PROBLEM - In the data below, locate each line with the word "учебная" and list it.
.....
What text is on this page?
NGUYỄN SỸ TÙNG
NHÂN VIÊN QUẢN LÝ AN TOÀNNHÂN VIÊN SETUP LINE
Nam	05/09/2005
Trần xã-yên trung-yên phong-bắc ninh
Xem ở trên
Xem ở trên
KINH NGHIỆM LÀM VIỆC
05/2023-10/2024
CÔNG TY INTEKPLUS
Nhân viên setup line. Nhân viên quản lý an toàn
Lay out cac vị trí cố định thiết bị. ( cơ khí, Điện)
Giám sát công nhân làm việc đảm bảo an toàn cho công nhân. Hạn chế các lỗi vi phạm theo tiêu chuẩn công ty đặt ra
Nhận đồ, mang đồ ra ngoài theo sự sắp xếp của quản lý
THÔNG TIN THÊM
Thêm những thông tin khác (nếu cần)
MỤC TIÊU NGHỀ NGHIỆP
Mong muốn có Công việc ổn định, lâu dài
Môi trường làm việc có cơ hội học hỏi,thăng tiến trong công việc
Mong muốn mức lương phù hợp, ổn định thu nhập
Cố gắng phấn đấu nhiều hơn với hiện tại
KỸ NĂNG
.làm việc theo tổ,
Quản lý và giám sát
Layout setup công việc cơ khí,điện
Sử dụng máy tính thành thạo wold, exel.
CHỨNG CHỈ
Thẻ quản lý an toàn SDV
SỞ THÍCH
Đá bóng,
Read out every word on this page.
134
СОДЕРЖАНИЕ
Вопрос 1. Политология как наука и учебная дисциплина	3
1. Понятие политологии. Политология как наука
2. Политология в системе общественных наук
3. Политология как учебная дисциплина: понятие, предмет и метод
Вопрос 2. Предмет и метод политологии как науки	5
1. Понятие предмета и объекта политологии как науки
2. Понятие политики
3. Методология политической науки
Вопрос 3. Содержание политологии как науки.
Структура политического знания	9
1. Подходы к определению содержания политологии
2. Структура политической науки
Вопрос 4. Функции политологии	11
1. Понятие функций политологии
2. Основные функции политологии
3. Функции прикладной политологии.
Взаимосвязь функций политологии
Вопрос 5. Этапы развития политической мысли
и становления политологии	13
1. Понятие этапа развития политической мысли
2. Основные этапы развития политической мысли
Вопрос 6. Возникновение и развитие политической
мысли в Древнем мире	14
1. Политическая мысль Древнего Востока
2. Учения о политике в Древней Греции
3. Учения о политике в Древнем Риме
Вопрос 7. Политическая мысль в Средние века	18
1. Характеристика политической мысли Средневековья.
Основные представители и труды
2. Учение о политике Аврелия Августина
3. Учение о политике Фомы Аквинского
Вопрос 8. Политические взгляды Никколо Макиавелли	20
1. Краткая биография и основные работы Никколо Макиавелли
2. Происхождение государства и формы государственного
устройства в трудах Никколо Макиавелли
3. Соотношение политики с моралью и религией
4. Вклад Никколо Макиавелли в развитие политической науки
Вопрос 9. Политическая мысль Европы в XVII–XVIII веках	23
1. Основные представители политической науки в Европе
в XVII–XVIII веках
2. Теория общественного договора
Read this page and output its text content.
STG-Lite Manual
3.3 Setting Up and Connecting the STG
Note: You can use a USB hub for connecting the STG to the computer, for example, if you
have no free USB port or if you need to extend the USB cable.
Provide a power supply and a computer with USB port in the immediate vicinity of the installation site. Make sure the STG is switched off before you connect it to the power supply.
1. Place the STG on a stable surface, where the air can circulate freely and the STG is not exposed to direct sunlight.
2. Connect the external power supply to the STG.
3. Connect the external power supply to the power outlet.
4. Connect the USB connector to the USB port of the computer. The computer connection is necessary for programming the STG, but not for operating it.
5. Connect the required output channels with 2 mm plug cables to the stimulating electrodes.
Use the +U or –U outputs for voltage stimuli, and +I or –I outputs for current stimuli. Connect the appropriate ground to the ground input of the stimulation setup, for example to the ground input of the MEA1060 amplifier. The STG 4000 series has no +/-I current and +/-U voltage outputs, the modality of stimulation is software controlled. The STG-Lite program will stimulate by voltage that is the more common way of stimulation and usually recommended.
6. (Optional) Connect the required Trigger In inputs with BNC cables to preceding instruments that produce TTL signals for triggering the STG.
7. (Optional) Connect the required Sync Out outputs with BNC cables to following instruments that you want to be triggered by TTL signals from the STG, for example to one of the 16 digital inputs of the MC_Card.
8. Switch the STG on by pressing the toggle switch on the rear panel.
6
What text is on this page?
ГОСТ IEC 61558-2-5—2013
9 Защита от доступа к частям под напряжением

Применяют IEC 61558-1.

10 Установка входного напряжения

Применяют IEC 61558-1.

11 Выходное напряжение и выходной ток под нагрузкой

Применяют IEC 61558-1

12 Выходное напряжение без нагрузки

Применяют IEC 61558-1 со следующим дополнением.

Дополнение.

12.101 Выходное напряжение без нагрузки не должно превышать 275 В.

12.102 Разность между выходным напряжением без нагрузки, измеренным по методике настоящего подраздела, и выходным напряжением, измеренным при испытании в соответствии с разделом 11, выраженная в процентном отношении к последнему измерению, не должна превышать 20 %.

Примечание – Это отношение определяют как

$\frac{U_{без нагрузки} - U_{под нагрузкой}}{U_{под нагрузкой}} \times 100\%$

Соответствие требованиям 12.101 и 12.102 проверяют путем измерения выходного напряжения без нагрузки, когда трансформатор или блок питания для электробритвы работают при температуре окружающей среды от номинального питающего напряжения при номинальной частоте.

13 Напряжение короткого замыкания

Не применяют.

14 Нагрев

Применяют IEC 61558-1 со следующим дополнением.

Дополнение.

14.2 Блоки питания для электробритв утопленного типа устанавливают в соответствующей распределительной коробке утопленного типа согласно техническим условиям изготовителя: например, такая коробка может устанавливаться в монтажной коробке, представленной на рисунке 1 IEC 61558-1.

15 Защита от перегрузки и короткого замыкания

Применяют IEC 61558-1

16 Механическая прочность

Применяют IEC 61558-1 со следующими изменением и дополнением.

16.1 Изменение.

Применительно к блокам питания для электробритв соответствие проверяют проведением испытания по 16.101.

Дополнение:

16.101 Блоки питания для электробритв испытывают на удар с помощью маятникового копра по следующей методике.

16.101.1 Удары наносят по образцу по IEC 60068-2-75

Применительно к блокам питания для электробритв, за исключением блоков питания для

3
.....
RESPONSE TO THE EXERCISE -
Вопрос 1. Политология как наука и учебная дисциплина	3
3. Политология как учебная дисциплина: понятие, предмет и метод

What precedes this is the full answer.